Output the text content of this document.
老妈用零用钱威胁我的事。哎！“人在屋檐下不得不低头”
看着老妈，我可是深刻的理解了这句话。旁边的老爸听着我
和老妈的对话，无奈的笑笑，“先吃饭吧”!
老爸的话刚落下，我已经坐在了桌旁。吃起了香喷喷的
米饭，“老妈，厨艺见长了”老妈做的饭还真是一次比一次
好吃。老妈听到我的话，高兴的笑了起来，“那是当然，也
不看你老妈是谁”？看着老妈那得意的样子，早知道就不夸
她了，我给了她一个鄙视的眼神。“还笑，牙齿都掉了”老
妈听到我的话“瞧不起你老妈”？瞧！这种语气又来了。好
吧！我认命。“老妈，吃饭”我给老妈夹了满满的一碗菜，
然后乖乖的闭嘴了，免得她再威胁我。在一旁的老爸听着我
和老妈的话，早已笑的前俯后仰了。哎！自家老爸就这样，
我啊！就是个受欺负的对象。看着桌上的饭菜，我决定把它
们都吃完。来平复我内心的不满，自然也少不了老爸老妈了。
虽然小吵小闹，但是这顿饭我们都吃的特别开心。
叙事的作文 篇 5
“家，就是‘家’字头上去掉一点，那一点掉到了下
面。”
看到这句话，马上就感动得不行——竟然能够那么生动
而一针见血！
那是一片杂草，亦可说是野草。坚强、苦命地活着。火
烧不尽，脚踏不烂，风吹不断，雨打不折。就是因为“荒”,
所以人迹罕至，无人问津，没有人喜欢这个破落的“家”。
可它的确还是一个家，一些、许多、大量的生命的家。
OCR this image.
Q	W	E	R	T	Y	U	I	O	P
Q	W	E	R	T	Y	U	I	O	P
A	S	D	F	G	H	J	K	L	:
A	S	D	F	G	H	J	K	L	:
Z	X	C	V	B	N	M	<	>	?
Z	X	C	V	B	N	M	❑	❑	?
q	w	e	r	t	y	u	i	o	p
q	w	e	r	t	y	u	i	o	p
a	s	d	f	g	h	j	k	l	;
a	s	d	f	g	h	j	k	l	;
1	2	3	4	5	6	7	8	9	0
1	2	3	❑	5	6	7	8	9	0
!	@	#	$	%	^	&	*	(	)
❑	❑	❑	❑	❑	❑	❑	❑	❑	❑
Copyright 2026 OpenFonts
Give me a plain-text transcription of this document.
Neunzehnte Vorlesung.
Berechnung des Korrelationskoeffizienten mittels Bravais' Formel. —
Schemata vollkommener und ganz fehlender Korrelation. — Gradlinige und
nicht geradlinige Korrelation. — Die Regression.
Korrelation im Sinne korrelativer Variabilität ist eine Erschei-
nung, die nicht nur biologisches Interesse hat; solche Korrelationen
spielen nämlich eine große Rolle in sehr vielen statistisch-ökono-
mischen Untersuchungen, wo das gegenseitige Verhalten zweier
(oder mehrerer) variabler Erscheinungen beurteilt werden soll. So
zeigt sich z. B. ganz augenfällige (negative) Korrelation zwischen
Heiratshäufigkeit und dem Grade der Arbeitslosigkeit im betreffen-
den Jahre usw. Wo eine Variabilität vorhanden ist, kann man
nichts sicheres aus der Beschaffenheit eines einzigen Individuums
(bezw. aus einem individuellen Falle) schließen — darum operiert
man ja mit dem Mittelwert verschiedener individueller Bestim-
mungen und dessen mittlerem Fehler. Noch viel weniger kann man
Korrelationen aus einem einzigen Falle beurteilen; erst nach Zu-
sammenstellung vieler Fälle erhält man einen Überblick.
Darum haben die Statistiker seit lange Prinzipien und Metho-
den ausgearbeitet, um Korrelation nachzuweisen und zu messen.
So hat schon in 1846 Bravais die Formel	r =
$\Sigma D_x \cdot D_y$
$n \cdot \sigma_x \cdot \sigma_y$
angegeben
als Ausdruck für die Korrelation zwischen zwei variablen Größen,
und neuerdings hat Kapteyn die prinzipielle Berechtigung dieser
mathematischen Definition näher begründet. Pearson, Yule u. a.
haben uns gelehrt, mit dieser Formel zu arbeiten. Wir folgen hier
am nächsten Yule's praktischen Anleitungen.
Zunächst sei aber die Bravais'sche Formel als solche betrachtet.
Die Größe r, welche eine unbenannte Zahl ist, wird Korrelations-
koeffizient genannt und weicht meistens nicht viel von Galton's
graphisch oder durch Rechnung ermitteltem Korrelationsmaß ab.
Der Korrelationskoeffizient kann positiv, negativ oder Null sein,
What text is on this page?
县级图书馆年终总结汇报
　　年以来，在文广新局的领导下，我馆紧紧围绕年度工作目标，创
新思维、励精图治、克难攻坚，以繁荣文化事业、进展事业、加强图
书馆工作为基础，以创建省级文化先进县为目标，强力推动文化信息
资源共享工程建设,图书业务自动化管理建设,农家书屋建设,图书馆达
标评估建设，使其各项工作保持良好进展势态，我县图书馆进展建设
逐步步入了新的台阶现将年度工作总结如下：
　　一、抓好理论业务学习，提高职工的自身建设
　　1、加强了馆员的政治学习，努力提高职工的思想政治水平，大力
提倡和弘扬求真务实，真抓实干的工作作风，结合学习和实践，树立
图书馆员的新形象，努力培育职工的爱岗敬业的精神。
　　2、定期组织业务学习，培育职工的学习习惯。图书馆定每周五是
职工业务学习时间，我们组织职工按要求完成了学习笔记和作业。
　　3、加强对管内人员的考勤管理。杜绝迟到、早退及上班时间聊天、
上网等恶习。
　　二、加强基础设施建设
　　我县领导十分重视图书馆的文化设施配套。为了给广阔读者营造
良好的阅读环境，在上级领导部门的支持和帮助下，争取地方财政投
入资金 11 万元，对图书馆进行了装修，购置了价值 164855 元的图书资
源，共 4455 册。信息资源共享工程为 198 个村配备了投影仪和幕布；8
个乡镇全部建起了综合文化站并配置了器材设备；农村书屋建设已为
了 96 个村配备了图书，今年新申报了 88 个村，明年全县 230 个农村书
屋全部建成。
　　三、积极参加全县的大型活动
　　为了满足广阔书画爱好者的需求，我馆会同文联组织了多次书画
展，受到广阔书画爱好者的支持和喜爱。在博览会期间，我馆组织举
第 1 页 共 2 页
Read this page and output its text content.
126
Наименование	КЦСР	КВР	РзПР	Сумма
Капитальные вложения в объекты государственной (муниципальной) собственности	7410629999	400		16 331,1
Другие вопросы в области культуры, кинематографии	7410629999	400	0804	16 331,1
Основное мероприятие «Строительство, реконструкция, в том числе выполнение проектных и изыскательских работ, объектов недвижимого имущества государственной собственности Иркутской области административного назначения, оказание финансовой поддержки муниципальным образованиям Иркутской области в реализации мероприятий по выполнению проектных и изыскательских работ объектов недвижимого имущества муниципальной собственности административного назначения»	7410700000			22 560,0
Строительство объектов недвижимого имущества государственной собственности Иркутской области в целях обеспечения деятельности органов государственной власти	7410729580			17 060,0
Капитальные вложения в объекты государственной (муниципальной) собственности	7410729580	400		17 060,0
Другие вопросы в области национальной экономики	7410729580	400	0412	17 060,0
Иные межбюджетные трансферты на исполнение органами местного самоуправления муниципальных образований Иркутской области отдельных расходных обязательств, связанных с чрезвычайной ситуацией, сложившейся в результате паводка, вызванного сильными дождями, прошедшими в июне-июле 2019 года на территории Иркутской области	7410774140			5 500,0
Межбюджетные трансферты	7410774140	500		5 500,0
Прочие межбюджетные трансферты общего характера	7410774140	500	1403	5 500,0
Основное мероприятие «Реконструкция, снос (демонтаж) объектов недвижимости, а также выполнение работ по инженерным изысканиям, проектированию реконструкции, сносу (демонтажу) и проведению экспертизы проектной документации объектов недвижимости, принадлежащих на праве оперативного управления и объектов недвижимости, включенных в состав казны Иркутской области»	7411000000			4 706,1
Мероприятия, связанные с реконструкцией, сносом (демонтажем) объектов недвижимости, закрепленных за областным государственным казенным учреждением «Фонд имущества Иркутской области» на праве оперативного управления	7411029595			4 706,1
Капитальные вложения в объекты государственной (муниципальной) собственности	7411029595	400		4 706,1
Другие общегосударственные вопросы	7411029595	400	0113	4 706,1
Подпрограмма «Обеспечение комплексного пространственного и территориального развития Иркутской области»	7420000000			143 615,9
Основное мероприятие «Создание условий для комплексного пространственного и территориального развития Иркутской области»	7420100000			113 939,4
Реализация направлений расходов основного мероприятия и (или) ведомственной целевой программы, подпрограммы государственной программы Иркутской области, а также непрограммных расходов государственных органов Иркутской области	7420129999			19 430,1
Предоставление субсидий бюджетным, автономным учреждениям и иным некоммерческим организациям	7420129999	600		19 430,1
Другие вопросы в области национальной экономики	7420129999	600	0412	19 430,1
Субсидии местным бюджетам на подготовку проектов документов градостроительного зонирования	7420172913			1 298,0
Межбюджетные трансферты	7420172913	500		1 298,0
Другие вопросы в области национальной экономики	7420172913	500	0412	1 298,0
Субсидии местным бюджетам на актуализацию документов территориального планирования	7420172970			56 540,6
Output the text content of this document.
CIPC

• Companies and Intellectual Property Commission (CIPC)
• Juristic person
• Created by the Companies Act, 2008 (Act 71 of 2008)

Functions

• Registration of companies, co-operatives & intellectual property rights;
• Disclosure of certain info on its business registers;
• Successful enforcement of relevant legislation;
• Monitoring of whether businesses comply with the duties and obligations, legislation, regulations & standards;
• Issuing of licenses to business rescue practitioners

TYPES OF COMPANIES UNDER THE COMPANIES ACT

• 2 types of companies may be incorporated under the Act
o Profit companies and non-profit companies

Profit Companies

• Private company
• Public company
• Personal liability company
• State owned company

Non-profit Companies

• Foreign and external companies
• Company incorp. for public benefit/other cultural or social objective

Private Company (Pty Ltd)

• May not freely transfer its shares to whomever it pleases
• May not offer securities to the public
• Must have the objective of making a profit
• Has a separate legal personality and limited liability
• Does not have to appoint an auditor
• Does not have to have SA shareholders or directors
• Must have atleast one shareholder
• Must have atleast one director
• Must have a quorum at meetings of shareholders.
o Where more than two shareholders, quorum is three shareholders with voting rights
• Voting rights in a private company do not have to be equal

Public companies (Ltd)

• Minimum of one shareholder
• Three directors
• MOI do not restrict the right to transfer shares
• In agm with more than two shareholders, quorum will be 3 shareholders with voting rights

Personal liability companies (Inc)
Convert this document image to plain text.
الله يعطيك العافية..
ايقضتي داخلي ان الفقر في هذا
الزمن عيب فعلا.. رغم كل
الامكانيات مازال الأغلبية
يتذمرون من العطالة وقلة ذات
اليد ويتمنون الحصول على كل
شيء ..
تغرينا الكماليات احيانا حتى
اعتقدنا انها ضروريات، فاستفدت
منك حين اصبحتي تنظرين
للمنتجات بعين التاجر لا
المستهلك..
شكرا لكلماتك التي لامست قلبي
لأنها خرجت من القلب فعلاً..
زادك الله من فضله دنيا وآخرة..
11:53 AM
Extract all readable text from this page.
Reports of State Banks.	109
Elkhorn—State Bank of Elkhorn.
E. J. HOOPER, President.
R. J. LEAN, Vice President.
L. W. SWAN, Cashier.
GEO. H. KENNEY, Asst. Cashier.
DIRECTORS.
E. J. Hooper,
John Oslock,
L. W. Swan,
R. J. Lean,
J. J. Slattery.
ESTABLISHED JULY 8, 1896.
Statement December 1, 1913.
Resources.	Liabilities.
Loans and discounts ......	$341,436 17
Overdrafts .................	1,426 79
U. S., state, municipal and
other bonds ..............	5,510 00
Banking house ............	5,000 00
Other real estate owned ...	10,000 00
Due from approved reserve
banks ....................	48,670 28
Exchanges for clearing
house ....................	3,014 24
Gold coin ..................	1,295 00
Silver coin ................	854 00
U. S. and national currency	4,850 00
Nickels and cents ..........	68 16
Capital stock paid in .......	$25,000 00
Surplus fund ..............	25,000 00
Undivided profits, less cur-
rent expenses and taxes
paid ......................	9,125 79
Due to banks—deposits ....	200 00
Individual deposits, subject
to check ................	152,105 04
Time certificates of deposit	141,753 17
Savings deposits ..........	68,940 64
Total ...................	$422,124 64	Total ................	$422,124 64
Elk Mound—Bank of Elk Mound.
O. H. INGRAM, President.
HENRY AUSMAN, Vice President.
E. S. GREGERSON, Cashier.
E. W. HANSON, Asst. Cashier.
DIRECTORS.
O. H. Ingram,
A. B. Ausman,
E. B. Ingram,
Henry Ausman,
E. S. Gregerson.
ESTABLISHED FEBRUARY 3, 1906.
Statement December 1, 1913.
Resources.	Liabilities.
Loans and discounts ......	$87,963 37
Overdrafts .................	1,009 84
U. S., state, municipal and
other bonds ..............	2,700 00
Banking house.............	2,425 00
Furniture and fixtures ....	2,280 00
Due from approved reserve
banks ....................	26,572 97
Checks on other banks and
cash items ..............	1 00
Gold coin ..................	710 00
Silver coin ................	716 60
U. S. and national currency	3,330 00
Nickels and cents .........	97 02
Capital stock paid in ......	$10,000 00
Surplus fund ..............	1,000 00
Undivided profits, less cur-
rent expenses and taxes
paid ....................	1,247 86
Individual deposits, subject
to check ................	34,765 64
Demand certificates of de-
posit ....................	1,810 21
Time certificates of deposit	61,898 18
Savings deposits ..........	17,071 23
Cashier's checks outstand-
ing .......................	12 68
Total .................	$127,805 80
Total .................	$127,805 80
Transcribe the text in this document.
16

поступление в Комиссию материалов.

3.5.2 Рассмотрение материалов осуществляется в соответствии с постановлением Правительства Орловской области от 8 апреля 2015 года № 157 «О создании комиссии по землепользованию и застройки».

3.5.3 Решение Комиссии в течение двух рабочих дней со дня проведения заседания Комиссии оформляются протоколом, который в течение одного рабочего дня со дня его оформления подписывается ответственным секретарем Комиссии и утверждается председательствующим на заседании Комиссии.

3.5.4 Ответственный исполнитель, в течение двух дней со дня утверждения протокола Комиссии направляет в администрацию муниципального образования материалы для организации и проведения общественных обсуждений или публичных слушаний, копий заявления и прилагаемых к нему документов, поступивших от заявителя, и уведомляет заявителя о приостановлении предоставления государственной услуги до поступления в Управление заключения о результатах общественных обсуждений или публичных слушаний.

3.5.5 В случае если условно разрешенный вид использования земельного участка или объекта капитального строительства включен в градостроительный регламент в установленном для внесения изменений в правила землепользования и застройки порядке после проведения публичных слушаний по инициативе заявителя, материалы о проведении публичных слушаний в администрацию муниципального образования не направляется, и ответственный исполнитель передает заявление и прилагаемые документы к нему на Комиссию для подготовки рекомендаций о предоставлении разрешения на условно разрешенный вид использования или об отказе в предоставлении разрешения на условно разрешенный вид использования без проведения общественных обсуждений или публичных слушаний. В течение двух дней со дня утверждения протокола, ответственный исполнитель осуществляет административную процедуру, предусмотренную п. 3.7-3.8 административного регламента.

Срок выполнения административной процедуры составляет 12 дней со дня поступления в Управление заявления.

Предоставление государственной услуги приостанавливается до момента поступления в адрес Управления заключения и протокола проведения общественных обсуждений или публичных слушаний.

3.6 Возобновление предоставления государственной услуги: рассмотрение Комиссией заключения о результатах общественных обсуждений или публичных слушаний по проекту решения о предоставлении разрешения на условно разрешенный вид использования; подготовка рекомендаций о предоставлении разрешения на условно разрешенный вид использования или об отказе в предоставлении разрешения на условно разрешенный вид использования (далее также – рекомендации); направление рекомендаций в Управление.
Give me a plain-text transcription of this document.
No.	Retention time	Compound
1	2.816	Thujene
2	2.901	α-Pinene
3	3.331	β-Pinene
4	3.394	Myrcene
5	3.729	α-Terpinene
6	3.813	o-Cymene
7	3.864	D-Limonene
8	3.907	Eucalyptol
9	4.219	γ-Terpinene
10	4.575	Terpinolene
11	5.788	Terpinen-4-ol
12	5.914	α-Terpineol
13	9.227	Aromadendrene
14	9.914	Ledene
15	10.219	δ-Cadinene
= = = = =
| THE PROBLEM |
Scan the material above for the string "have" and return the lines that hold it.

| WRITTEN ANSWER |
• Must have the objective of making a profit
• Does not have to appoint an auditor
• Does not have to have SA shareholders or directors
• Must have atleast one shareholder
• Must have atleast one director
• Must have a quorum at meetings of shareholders.
• Voting rights in a private company do not have to be equal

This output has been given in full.